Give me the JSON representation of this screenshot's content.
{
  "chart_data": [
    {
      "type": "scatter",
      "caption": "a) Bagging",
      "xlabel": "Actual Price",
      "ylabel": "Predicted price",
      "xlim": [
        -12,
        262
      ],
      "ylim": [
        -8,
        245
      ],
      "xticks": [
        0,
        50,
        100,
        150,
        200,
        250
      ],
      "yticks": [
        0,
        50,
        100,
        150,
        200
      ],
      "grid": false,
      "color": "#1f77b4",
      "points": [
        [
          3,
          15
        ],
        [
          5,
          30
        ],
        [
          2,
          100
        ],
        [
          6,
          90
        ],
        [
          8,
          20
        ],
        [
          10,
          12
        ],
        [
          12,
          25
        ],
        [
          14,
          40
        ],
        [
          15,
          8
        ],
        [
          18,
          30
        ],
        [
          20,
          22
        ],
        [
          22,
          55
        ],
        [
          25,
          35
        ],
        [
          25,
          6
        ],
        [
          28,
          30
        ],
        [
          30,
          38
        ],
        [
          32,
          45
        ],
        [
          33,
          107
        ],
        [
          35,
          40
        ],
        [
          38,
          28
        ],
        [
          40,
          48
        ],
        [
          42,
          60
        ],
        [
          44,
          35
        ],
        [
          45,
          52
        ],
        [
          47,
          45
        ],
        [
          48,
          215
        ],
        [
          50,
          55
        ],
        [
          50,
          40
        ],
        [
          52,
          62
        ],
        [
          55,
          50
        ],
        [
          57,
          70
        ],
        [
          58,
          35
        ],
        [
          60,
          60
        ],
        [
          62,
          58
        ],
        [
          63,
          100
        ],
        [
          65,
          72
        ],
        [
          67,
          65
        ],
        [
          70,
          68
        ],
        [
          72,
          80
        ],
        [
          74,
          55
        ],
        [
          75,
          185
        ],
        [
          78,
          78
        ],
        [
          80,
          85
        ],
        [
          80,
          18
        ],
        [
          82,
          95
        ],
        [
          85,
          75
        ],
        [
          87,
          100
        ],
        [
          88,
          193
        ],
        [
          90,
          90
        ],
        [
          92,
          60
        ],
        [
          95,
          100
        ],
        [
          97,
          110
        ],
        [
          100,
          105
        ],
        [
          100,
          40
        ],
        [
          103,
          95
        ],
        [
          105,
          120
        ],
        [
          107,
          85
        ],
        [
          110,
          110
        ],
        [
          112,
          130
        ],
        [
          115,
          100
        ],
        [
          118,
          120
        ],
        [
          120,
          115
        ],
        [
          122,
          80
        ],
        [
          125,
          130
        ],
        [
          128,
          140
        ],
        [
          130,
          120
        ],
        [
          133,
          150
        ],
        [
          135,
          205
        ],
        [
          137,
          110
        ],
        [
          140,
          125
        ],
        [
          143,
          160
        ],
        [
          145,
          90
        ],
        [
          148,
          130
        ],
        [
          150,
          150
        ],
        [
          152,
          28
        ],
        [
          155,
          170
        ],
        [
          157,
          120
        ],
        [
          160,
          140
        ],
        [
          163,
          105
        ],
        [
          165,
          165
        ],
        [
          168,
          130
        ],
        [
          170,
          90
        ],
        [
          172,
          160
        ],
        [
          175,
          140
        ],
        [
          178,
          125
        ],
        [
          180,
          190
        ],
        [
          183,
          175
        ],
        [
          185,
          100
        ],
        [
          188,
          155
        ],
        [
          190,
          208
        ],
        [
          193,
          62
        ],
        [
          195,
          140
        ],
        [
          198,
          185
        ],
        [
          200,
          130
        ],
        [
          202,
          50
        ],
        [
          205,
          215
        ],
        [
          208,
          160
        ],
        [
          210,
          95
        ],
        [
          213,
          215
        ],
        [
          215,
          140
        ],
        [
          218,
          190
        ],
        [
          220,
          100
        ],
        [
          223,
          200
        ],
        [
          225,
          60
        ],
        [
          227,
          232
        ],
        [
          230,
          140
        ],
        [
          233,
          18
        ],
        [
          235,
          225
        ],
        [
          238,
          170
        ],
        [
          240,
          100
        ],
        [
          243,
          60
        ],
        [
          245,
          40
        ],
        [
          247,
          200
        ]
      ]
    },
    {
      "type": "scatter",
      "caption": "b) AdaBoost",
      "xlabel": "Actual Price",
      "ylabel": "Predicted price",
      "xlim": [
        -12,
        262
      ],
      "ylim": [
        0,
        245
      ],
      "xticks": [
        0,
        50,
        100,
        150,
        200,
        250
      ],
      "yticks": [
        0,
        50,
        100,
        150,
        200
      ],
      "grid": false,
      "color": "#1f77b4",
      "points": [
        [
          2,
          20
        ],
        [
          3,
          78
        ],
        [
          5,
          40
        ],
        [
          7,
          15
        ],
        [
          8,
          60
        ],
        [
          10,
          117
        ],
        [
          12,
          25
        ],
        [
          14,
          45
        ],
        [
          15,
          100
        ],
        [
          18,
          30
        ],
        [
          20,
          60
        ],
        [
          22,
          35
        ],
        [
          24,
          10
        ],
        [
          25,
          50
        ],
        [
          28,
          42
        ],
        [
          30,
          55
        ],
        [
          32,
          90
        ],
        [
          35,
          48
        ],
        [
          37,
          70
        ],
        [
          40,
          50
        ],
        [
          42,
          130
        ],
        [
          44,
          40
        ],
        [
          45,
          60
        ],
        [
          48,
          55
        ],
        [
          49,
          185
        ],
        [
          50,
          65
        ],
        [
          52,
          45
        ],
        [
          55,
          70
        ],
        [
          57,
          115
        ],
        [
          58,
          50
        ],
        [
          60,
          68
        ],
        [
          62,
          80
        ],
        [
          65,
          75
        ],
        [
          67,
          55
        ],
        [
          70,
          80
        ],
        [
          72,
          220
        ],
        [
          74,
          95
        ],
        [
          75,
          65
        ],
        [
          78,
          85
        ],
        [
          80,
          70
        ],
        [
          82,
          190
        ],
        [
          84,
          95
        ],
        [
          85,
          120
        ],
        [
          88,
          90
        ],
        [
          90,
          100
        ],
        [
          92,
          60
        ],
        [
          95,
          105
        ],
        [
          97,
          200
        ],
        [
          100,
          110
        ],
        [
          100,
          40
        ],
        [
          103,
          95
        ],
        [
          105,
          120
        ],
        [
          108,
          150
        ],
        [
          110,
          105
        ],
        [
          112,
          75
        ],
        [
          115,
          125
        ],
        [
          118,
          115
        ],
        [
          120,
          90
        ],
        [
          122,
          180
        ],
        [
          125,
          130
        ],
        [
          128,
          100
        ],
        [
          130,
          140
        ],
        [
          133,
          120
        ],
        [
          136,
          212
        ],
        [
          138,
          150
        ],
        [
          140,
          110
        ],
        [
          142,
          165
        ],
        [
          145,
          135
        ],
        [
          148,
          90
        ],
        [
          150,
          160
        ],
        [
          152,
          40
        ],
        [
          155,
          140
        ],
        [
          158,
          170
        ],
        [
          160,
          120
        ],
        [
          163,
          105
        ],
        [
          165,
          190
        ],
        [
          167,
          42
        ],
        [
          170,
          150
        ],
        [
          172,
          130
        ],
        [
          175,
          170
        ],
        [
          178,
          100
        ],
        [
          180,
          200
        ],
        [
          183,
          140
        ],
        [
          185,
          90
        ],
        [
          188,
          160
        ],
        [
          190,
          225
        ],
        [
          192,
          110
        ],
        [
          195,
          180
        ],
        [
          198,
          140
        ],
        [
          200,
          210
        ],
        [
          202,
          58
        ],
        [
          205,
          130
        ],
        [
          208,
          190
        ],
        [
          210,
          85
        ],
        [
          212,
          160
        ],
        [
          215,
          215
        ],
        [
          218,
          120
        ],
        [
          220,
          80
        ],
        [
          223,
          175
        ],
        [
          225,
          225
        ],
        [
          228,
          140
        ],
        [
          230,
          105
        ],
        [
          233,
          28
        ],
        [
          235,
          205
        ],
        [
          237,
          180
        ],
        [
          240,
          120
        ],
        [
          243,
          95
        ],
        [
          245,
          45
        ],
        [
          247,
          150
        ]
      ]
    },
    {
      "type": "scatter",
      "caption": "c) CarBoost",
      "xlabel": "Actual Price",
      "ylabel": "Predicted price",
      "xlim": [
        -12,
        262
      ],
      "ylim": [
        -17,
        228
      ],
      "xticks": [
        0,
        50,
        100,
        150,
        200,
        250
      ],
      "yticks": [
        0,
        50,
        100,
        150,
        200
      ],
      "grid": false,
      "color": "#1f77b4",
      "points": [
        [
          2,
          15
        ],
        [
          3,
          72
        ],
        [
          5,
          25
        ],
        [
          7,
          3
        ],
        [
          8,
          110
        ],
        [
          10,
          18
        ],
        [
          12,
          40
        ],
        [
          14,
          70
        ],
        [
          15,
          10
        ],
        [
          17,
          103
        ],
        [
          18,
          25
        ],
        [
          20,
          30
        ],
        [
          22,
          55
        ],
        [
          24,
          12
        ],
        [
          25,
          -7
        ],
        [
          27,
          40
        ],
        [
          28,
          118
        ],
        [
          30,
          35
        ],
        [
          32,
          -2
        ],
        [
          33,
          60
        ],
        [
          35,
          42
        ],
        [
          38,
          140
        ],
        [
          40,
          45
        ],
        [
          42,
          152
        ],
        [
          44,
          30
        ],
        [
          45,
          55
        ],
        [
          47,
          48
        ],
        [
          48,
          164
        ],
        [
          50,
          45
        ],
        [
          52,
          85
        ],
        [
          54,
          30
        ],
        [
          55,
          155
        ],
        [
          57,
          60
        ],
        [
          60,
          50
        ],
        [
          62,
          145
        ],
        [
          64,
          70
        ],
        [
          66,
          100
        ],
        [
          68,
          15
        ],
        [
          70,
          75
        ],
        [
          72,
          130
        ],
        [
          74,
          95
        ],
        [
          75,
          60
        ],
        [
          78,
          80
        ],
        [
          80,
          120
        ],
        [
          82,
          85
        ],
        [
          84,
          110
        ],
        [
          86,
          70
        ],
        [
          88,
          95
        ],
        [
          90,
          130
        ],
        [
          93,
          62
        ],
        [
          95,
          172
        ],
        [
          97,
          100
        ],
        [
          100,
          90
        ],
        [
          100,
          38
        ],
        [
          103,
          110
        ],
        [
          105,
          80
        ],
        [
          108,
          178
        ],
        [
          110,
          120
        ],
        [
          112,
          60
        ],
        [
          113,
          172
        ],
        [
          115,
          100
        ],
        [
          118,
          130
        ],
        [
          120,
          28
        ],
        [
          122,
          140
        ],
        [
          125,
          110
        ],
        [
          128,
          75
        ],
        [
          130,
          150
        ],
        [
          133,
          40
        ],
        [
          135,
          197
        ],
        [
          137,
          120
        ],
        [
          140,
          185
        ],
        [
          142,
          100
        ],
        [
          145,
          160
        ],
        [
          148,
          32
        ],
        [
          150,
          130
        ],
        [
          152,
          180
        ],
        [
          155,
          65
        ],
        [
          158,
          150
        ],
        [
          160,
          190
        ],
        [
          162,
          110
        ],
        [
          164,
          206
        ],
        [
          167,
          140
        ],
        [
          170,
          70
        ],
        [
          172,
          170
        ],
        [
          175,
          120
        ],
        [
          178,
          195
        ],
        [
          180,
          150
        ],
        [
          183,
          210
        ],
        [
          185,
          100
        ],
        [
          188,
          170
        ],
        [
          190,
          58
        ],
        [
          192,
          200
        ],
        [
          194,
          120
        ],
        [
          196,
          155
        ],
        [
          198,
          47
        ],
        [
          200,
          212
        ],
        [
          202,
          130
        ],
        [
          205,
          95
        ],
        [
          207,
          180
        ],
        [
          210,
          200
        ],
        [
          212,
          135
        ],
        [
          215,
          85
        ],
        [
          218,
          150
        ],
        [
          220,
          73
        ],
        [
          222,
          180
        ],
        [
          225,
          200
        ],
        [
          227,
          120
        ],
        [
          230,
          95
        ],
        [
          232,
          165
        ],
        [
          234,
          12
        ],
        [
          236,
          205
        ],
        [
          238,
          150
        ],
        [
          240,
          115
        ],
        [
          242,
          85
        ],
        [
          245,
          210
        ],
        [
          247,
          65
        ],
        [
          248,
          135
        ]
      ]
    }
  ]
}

» Task description
Where a line above holds the string "caption", show that line.

» Task response
      "caption": "a) Bagging",
      "caption": "b) AdaBoost",
      "caption": "c) CarBoost",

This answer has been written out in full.